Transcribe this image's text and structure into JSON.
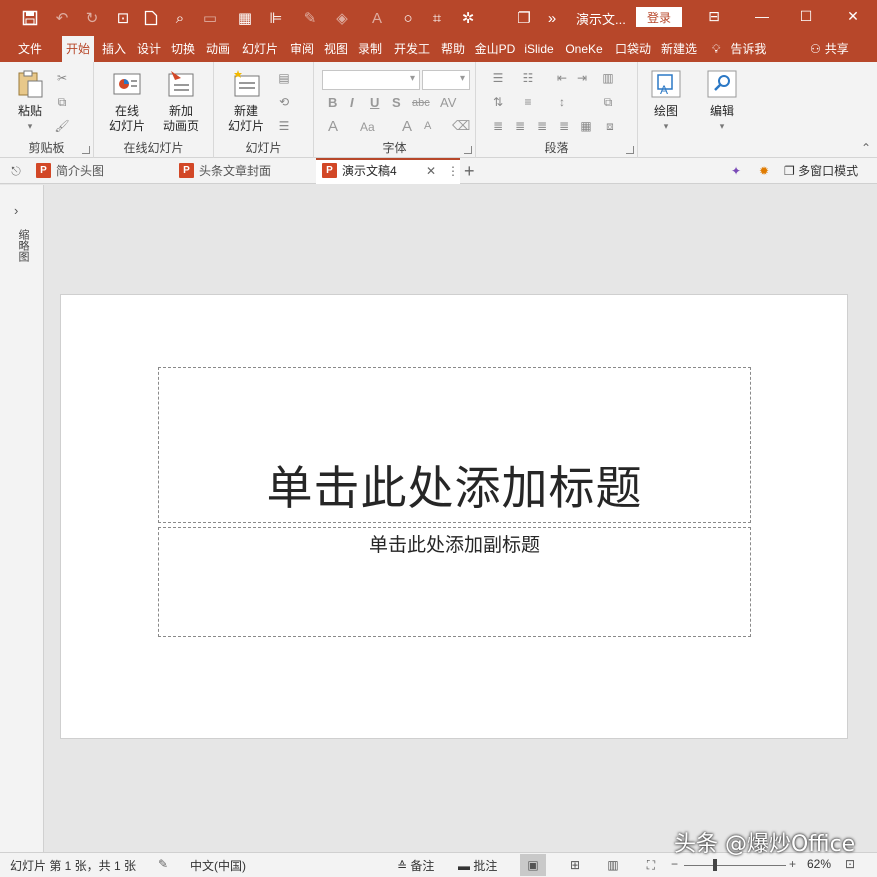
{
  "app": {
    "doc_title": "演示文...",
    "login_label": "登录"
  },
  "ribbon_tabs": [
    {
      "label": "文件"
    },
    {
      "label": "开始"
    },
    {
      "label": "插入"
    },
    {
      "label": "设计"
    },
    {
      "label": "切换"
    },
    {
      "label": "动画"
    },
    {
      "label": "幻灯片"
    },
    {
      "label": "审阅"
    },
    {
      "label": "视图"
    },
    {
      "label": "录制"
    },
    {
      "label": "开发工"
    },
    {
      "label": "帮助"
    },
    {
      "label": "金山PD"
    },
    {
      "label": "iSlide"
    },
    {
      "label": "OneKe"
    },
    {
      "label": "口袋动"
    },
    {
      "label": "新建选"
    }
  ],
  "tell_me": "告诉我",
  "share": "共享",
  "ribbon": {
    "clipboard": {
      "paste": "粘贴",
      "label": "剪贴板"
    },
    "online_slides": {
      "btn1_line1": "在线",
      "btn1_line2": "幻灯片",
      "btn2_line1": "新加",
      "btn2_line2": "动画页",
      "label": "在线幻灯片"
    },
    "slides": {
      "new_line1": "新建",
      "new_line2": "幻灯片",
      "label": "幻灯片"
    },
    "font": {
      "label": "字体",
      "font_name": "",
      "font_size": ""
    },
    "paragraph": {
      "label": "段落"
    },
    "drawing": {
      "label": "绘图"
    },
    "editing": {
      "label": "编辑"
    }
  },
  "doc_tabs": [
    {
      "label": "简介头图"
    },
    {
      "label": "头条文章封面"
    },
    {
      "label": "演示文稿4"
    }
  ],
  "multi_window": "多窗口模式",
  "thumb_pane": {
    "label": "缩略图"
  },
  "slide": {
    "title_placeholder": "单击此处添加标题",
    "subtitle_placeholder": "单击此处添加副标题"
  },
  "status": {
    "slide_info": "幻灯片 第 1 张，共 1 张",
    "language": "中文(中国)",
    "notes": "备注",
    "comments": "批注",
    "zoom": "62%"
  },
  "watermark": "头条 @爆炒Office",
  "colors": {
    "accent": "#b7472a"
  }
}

* **WORK REQUIRED**
Transcribe every entry word for word, but omit the pictures.

* **RESPONSE TO THIS TASK**
Transcribe this image's text and structure into JSON.
{
  "app": {
    "doc_title": "演示文...",
    "login_label": "登录"
  },
  "ribbon_tabs": [
    {
      "label": "文件"
    },
    {
      "label": "开始"
    },
    {
      "label": "插入"
    },
    {
      "label": "设计"
    },
    {
      "label": "切换"
    },
    {
      "label": "动画"
    },
    {
      "label": "幻灯片"
    },
    {
      "label": "审阅"
    },
    {
      "label": "视图"
    },
    {
      "label": "录制"
    },
    {
      "label": "开发工"
    },
    {
      "label": "帮助"
    },
    {
      "label": "金山PD"
    },
    {
      "label": "iSlide"
    },
    {
      "label": "OneKe"
    },
    {
      "label": "口袋动"
    },
    {
      "label": "新建选"
    }
  ],
  "tell_me": "告诉我",
  "share": "共享",
  "ribbon": {
    "clipboard": {
      "paste": "粘贴",
      "label": "剪贴板"
    },
    "online_slides": {
      "btn1_line1": "在线",
      "btn1_line2": "幻灯片",
      "btn2_line1": "新加",
      "btn2_line2": "动画页",
      "label": "在线幻灯片"
    },
    "slides": {
      "new_line1": "新建",
      "new_line2": "幻灯片",
      "label": "幻灯片"
    },
    "font": {
      "label": "字体",
      "font_name": "",
      "font_size": ""
    },
    "paragraph": {
      "label": "段落"
    },
    "drawing": {
      "label": "绘图"
    },
    "editing": {
      "label": "编辑"
    }
  },
  "doc_tabs": [
    {
      "label": "简介头图"
    },
    {
      "label": "头条文章封面"
    },
    {
      "label": "演示文稿4"
    }
  ],
  "multi_window": "多窗口模式",
  "thumb_pane": {
    "label": "缩略图"
  },
  "slide": {
    "title_placeholder": "单击此处添加标题",
    "subtitle_placeholder": "单击此处添加副标题"
  },
  "status": {
    "slide_info": "幻灯片 第 1 张，共 1 张",
    "language": "中文(中国)",
    "notes": "备注",
    "comments": "批注",
    "zoom": "62%"
  },
  "watermark": "头条 @爆炒Office",
  "colors": {
    "accent": "#b7472a"
  }
}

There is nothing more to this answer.